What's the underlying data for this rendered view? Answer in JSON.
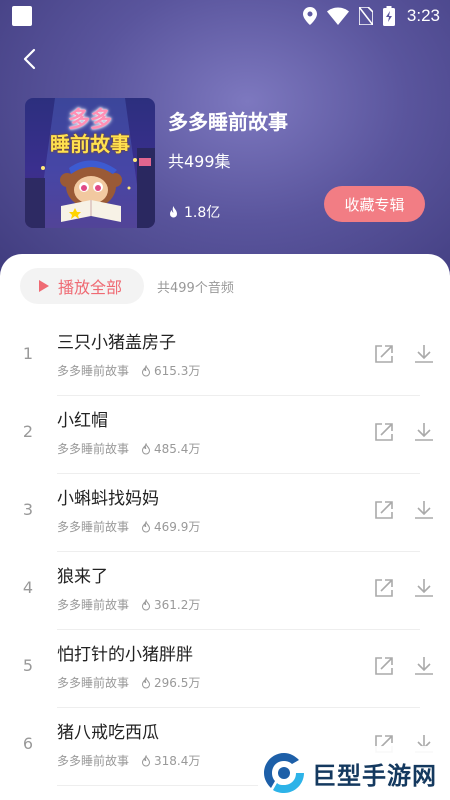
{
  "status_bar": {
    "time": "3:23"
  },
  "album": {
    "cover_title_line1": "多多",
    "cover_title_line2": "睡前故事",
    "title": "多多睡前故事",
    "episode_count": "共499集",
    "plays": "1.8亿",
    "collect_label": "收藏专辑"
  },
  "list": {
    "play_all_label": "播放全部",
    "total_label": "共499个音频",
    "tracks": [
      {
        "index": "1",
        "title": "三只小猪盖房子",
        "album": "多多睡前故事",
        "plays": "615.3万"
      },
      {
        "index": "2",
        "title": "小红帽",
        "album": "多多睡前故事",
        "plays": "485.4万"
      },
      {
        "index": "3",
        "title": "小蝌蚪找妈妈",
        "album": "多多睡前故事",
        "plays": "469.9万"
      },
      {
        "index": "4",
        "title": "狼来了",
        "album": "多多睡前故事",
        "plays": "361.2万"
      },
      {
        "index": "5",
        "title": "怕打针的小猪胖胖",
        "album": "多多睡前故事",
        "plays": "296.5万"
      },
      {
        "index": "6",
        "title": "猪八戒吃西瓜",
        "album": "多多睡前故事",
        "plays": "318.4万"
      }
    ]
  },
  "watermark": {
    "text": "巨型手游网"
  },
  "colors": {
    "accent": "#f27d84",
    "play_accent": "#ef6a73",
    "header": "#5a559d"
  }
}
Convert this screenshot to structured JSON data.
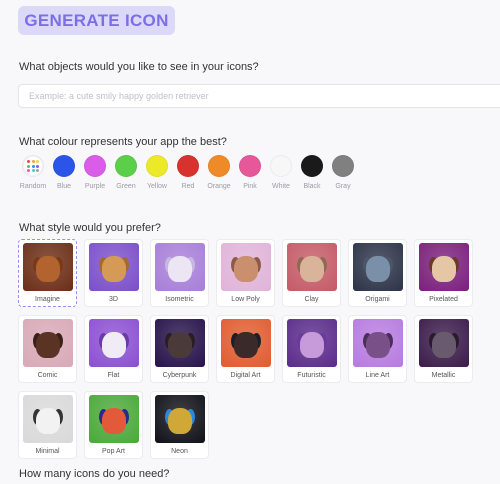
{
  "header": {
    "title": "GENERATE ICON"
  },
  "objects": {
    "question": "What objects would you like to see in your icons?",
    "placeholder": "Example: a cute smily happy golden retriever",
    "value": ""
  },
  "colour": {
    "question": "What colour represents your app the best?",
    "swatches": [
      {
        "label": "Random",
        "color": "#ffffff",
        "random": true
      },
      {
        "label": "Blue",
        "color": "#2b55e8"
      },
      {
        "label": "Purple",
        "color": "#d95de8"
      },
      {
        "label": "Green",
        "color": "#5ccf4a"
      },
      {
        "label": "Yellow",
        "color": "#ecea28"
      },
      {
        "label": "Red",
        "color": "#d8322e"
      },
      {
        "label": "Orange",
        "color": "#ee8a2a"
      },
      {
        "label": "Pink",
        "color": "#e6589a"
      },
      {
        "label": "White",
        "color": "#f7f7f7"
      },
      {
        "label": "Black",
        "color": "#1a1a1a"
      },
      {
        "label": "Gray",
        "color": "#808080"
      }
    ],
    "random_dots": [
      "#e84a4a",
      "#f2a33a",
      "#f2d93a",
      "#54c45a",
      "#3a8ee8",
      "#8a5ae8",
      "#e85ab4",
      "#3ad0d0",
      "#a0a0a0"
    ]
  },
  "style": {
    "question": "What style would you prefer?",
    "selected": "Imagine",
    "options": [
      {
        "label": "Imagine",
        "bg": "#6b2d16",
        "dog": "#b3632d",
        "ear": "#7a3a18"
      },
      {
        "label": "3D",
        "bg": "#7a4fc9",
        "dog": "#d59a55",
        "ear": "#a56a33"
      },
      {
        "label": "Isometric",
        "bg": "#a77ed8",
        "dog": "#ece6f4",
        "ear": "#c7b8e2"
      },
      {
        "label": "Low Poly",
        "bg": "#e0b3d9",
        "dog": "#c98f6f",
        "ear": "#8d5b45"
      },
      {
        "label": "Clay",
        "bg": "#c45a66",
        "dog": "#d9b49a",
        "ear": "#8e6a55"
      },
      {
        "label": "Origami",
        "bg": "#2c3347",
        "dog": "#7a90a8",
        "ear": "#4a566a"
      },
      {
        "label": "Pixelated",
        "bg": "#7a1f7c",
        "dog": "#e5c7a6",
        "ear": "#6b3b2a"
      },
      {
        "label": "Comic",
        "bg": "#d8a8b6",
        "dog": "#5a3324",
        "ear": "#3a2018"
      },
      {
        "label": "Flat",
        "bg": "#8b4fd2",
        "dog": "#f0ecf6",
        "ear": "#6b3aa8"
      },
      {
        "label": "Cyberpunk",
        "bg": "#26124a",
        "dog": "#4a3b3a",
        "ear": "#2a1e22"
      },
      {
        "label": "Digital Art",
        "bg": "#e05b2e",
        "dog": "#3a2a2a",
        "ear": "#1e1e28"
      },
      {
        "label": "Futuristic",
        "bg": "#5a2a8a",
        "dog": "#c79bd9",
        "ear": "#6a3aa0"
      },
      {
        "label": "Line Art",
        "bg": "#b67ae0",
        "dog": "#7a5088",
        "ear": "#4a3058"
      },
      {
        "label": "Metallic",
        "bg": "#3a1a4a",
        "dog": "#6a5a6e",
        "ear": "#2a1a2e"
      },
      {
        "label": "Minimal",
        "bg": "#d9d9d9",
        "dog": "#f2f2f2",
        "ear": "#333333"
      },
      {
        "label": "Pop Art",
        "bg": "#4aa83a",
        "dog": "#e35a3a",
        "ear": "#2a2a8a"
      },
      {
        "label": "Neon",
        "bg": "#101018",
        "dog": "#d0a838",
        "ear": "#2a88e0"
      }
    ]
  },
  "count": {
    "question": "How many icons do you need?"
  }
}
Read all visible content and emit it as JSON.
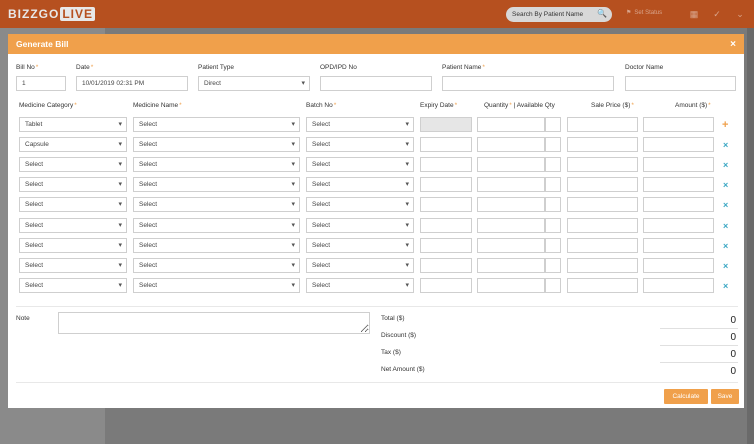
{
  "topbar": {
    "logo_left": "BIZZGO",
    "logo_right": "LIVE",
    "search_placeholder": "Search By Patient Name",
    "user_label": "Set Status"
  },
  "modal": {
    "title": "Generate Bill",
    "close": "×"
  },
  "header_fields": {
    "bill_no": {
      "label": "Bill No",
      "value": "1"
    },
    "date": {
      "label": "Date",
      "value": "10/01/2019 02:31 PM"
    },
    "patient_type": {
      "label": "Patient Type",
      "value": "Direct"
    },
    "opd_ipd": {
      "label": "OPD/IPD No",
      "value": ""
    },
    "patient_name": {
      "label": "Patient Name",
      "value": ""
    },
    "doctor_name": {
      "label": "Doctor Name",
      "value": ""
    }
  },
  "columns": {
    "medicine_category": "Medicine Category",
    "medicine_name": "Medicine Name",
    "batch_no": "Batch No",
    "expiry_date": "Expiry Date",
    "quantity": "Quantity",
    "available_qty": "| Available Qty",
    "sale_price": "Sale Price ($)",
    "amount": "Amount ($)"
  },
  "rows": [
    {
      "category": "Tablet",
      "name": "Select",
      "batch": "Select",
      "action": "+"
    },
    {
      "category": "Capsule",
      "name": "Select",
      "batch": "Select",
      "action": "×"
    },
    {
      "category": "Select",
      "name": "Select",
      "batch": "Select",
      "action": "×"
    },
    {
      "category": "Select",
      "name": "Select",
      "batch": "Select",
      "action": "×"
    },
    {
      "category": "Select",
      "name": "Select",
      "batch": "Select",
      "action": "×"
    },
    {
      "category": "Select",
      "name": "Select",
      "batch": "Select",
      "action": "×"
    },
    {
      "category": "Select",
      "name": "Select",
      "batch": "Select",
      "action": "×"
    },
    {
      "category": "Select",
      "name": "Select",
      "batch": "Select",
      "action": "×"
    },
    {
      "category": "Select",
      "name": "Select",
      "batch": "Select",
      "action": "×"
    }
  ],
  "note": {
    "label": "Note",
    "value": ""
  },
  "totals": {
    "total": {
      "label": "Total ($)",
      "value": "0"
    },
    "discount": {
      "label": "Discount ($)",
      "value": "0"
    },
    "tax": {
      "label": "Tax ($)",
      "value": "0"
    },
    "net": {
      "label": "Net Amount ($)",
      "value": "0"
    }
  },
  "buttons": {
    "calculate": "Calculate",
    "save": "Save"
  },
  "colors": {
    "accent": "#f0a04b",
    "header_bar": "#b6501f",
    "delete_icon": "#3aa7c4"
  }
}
+++
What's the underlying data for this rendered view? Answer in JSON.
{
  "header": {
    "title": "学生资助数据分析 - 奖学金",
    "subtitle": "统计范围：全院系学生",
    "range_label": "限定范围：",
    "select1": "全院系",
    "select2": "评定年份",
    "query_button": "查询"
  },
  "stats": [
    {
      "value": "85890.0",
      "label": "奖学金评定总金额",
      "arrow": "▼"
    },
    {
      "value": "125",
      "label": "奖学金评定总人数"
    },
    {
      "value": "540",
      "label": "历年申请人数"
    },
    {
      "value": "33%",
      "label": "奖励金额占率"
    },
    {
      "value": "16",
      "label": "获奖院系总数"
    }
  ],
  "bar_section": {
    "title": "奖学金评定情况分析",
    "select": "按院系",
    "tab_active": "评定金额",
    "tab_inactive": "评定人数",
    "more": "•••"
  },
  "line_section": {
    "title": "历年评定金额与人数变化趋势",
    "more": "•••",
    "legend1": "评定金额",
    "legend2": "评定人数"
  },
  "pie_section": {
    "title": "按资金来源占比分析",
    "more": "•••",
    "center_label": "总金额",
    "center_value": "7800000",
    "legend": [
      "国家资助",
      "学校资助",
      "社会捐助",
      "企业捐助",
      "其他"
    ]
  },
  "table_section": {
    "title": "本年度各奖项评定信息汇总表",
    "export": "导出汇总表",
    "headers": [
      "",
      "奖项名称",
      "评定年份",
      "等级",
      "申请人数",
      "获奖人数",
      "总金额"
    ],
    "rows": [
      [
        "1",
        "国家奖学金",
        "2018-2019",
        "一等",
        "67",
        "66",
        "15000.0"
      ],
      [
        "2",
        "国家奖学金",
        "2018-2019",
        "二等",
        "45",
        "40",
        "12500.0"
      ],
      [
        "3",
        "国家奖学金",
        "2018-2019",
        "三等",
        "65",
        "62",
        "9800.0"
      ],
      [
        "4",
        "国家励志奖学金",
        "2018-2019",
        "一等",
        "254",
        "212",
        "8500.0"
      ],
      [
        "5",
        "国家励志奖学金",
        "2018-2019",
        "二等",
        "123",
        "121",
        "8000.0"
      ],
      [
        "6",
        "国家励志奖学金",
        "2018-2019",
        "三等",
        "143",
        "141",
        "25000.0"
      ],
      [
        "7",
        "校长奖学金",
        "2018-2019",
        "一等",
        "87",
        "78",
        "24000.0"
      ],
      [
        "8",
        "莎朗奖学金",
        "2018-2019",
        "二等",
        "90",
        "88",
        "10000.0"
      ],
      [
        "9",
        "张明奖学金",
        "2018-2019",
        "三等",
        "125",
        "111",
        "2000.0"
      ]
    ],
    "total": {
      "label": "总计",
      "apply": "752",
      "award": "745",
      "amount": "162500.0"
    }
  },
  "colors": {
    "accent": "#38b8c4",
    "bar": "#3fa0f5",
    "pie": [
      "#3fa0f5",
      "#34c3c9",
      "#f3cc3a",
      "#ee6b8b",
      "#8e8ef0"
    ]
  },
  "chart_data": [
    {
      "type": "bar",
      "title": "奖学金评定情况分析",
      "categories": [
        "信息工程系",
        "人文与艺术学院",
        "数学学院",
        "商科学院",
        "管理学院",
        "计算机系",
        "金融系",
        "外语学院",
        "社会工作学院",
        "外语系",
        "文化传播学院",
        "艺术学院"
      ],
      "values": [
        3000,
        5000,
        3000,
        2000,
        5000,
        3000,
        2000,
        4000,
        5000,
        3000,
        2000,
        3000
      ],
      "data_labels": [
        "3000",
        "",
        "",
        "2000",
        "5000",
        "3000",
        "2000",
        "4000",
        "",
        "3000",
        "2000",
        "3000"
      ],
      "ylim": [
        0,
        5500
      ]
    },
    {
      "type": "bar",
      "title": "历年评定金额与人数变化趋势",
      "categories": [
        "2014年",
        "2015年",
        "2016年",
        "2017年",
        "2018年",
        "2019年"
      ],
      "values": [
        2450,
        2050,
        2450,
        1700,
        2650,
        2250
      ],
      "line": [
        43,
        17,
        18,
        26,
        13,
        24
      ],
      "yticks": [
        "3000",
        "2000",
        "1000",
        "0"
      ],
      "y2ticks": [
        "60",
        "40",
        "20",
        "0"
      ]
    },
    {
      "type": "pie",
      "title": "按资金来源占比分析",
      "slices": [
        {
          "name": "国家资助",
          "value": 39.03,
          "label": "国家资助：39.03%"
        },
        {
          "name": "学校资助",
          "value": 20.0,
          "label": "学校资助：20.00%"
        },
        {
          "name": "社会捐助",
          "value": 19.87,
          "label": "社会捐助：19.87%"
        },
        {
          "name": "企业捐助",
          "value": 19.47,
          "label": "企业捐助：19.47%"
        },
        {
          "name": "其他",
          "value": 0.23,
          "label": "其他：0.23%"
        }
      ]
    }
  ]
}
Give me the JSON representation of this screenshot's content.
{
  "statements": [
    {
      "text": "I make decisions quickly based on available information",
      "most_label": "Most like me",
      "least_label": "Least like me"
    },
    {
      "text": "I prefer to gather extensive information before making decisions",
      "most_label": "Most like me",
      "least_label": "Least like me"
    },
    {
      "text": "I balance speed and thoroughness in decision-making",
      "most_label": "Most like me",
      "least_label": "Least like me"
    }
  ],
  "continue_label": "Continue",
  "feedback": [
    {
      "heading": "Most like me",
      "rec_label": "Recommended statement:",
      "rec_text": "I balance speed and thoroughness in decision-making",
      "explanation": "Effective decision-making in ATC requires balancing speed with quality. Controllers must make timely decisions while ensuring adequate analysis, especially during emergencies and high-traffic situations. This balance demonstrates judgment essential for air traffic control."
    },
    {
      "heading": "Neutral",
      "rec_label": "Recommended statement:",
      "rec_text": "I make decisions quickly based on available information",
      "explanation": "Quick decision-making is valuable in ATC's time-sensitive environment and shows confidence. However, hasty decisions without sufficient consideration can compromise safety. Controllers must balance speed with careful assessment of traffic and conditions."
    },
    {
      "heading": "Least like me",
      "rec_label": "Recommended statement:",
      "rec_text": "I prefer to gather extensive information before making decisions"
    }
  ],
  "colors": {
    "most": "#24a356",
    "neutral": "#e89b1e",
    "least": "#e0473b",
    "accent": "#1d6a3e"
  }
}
+++
■ **Aim of the task**:
All lines in the data that contain the word "历年评定金额与人数变化趋势" should be copied.

■ **Response below**:
    "title": "历年评定金额与人数变化趋势",
      "title": "历年评定金额与人数变化趋势",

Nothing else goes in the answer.